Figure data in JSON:
▶

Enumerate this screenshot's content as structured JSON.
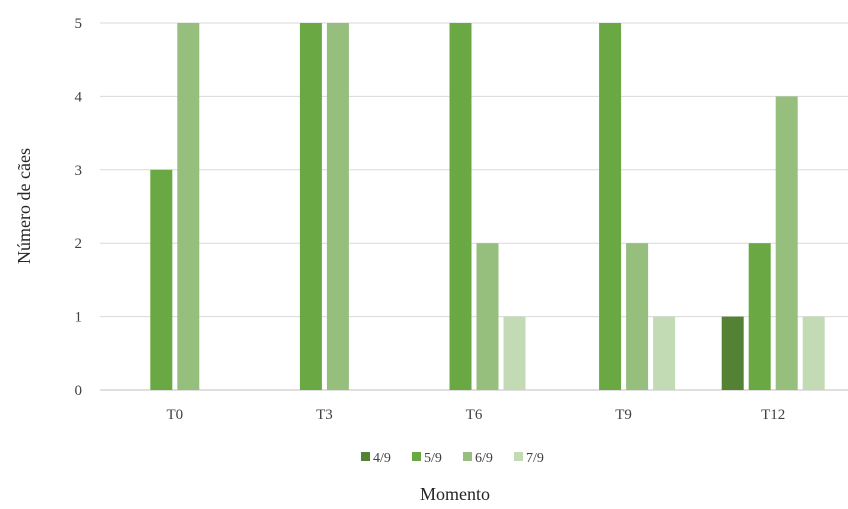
{
  "chart_data": {
    "type": "bar",
    "categories": [
      "T0",
      "T3",
      "T6",
      "T9",
      "T12"
    ],
    "series": [
      {
        "name": "4/9",
        "color": "#548235",
        "values": [
          0,
          0,
          0,
          0,
          1
        ]
      },
      {
        "name": "5/9",
        "color": "#6aa844",
        "values": [
          3,
          5,
          5,
          5,
          2
        ]
      },
      {
        "name": "6/9",
        "color": "#96bf7d",
        "values": [
          5,
          5,
          2,
          2,
          4
        ]
      },
      {
        "name": "7/9",
        "color": "#c3dbb4",
        "values": [
          0,
          0,
          1,
          1,
          1
        ]
      }
    ],
    "xlabel": "Momento",
    "ylabel": "Número de cães",
    "ylim": [
      0,
      5
    ],
    "yticks": [
      0,
      1,
      2,
      3,
      4,
      5
    ],
    "grid": true,
    "legend_position": "bottom"
  }
}
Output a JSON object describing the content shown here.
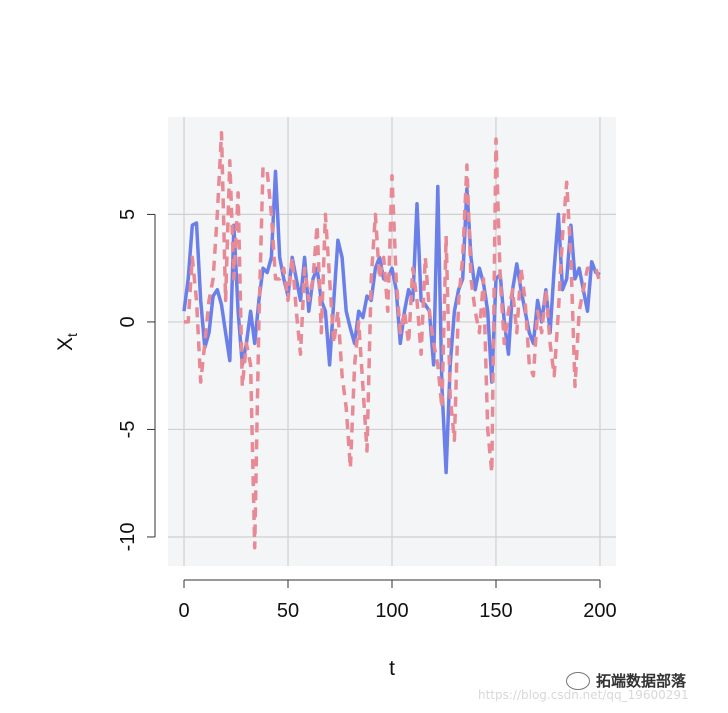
{
  "chart_data": {
    "type": "line",
    "title": "",
    "xlabel": "t",
    "ylabel": "X",
    "ylabel_subscript": "t",
    "xlim": [
      -7.7,
      207.7
    ],
    "ylim": [
      -11.35,
      9.53
    ],
    "xticks": [
      0,
      50,
      100,
      150,
      200
    ],
    "yticks": [
      -10,
      -5,
      0,
      5
    ],
    "grid": true,
    "legend": "none",
    "x": [
      0,
      2,
      4,
      6,
      8,
      10,
      12,
      14,
      16,
      18,
      20,
      22,
      24,
      26,
      28,
      30,
      32,
      34,
      36,
      38,
      40,
      42,
      44,
      46,
      48,
      50,
      52,
      54,
      56,
      58,
      60,
      62,
      64,
      66,
      68,
      70,
      72,
      74,
      76,
      78,
      80,
      82,
      84,
      86,
      88,
      90,
      92,
      94,
      96,
      98,
      100,
      102,
      104,
      106,
      108,
      110,
      112,
      114,
      116,
      118,
      120,
      122,
      124,
      126,
      128,
      130,
      132,
      134,
      136,
      138,
      140,
      142,
      144,
      146,
      148,
      150,
      152,
      154,
      156,
      158,
      160,
      162,
      164,
      166,
      168,
      170,
      172,
      174,
      176,
      178,
      180,
      182,
      184,
      186,
      188,
      190,
      192,
      194,
      196,
      198,
      200
    ],
    "series": [
      {
        "style": "solid",
        "color": "#6b7fe8",
        "values": [
          0.5,
          2,
          4.5,
          4.6,
          1,
          -1.2,
          -0.5,
          1.2,
          1.5,
          0.8,
          -0.5,
          -1.8,
          4.5,
          0.5,
          -2,
          -1,
          0.5,
          -1,
          1,
          2.5,
          2.3,
          3,
          7,
          3,
          2,
          1.2,
          3,
          2,
          1,
          3,
          0.5,
          2,
          2.5,
          1,
          0.5,
          -2,
          1,
          3.8,
          3,
          0.5,
          -0.3,
          -1,
          0.5,
          0.2,
          1.2,
          1,
          2.5,
          3,
          2,
          2,
          2.5,
          1.5,
          -1,
          0.5,
          1.5,
          1,
          5.5,
          1,
          0.8,
          0.5,
          -2,
          6.3,
          -3,
          -7,
          -2,
          0.5,
          1.5,
          2,
          6.2,
          3,
          1.5,
          2.5,
          1.8,
          0.5,
          -2.8,
          2,
          2.2,
          0,
          -1.5,
          1.5,
          2.7,
          1.5,
          0.5,
          -0.5,
          -1,
          1,
          0,
          1.5,
          -0.5,
          2.5,
          5,
          1.5,
          2,
          4.5,
          2,
          2.5,
          1.5,
          0.5,
          2.8,
          2.3,
          2.2
        ]
      },
      {
        "style": "dashed",
        "color": "#e78a96",
        "values": [
          0,
          0,
          3,
          1,
          -2.8,
          -1,
          1,
          2,
          5,
          8.8,
          1,
          7.5,
          2,
          6,
          -3,
          -1,
          -2,
          -10.5,
          0,
          7.2,
          7,
          5,
          2,
          2,
          2.5,
          1,
          3,
          0.5,
          -1.5,
          2.5,
          1,
          2,
          4.5,
          -0.5,
          5,
          2,
          -1,
          0.5,
          -2.5,
          -4,
          -6.8,
          -2,
          0,
          -3,
          -6,
          2,
          5,
          2,
          3,
          0.5,
          6.8,
          2,
          -0.5,
          0.5,
          -1,
          2.5,
          1,
          -1.5,
          3,
          0.5,
          -1,
          -2,
          -4,
          4,
          -3.5,
          -5.5,
          1,
          3,
          7.3,
          2,
          0.5,
          -0.5,
          2,
          -5,
          -7,
          8.5,
          2,
          -1,
          0.5,
          1.5,
          -0.5,
          2.5,
          1,
          -2,
          -2.5,
          0.5,
          -0.5,
          1.5,
          -1,
          -2.5,
          0.5,
          4,
          6.5,
          3,
          -3,
          0.5,
          1.5,
          2.5,
          2.5,
          2.5,
          1.8
        ]
      }
    ]
  },
  "watermark": {
    "brand": "拓端数据部落",
    "url": "https://blog.csdn.net/qq_19600291",
    "icon": "wechat-icon"
  }
}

◀

WHAT IS REQUIRED: Copy out all lines from the material above that contain the string "color".

CORRECT RESPONSE:
        "color": "#548235",
        "color": "#6aa844",
        "color": "#96bf7d",
        "color": "#c3dbb4",
        "color": "#6b7fe8",
        "color": "#e78a96",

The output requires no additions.